**Stated exercise**
Each line that includes "Мамедов" counts once; give the total and nothing besides.

**Record excerpts**
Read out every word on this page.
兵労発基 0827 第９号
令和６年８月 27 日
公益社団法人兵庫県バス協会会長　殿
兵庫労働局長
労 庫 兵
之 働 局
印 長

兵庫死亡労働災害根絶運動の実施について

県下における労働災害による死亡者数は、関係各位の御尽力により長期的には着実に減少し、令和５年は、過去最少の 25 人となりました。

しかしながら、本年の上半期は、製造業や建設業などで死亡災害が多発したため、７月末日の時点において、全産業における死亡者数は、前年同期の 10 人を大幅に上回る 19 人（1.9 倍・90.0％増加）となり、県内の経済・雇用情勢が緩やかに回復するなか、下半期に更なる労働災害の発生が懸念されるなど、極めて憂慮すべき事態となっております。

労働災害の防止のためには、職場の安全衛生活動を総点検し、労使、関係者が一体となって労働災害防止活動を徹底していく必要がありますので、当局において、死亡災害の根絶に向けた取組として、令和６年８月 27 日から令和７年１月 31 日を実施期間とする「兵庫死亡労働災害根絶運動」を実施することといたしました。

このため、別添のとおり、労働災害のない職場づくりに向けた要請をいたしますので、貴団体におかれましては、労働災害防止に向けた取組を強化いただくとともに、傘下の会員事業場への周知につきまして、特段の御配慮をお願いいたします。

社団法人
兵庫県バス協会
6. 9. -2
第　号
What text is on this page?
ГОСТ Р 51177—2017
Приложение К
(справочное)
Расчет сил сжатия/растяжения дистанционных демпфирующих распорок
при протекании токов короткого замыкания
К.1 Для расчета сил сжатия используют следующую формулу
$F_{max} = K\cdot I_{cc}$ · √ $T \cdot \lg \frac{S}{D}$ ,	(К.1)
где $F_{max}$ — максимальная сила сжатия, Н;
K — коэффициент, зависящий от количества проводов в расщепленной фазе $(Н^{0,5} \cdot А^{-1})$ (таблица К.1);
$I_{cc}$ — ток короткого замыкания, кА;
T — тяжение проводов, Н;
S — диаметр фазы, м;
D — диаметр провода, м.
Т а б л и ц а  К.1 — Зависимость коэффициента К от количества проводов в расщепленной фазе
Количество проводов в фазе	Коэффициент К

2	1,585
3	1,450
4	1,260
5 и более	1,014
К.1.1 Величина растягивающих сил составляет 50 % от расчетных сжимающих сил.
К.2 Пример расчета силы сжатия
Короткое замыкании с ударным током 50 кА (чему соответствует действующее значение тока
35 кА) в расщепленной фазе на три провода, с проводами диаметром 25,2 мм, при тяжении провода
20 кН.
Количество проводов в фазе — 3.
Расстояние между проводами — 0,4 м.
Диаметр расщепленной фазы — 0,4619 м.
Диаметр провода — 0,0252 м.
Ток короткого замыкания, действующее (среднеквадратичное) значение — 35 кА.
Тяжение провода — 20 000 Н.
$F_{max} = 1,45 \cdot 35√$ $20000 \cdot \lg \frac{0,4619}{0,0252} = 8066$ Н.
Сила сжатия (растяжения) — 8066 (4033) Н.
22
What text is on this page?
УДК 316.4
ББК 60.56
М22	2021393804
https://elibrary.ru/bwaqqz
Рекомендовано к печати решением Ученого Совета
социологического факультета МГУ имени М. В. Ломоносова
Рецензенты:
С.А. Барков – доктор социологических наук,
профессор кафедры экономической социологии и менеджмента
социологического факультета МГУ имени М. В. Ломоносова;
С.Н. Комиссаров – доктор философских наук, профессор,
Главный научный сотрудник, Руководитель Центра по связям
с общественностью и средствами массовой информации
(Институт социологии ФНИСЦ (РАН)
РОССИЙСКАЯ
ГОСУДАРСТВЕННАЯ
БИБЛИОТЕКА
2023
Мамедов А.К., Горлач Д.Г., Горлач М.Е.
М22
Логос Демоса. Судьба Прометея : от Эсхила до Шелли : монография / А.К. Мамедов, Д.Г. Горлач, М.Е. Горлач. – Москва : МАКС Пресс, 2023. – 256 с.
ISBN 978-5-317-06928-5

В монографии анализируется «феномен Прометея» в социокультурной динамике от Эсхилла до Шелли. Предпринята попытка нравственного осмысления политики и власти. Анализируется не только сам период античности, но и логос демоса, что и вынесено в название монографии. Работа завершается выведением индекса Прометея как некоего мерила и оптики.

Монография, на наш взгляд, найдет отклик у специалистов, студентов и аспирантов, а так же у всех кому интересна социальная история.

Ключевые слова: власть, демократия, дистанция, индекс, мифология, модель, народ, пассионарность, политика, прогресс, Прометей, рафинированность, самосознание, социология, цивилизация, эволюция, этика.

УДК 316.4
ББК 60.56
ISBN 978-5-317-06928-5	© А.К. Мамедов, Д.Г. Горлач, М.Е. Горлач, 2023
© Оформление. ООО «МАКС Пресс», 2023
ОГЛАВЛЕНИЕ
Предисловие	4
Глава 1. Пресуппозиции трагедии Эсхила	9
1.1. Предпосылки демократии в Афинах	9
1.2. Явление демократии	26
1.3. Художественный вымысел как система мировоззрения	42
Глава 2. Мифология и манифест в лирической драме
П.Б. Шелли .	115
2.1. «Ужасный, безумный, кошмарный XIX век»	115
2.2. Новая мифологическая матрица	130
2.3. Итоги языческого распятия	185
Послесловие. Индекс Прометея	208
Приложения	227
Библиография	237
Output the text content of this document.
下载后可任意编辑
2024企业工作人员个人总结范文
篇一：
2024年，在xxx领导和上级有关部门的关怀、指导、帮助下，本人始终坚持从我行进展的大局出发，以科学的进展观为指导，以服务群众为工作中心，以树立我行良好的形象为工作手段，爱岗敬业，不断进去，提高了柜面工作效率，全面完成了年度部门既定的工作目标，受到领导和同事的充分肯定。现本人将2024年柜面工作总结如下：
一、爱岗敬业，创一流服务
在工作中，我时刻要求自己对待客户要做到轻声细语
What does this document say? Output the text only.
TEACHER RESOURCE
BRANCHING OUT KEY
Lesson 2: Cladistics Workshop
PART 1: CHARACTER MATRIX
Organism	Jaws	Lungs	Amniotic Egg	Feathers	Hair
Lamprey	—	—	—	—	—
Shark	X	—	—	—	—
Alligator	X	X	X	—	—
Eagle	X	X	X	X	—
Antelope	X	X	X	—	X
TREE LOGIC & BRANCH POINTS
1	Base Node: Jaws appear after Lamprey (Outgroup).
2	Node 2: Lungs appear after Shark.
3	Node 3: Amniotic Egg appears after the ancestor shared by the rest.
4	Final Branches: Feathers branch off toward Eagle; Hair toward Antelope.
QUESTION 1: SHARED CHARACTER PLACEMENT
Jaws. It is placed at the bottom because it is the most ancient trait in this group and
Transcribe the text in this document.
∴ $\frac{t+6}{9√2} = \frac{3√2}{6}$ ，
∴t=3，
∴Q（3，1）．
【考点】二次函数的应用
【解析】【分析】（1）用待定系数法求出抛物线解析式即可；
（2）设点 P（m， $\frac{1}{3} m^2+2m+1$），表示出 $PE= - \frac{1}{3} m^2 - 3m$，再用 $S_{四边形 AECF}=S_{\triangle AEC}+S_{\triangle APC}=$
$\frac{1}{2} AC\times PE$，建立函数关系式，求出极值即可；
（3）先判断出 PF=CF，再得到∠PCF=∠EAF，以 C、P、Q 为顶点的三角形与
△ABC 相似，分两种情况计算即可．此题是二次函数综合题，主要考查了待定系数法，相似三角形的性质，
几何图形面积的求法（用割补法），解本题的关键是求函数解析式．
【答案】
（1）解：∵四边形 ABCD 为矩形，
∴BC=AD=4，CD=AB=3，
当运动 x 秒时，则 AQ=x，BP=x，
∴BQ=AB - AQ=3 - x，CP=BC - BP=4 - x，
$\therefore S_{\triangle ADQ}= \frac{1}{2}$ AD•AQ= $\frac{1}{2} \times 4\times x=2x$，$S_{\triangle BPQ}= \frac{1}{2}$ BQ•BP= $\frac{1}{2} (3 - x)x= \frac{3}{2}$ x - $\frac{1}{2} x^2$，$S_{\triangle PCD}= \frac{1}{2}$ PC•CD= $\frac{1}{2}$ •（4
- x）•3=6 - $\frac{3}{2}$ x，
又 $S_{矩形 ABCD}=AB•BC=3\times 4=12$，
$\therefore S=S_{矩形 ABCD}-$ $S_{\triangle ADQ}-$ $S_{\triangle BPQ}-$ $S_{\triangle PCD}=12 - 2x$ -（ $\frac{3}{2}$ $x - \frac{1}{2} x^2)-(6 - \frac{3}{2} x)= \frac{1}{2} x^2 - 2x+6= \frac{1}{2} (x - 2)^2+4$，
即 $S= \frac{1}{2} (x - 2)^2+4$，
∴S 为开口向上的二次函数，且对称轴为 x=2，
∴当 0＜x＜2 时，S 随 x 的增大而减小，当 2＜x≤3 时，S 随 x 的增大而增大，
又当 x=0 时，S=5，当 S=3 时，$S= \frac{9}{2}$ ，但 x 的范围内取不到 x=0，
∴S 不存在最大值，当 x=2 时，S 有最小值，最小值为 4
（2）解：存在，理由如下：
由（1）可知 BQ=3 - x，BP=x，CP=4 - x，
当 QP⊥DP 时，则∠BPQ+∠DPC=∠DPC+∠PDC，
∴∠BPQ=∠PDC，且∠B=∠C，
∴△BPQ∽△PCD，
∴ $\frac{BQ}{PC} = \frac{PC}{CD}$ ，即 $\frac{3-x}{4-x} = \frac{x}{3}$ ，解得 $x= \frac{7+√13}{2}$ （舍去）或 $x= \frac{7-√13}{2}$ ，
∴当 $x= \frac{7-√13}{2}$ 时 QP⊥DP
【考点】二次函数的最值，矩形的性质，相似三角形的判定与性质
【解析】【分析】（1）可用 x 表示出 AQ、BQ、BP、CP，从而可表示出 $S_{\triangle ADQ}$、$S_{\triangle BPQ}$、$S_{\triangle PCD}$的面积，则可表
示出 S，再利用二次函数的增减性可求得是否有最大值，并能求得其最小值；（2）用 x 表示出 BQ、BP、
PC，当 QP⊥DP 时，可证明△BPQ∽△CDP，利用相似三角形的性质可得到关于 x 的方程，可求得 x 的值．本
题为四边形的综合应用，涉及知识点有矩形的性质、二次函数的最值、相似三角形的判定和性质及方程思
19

**Answer for the task**
3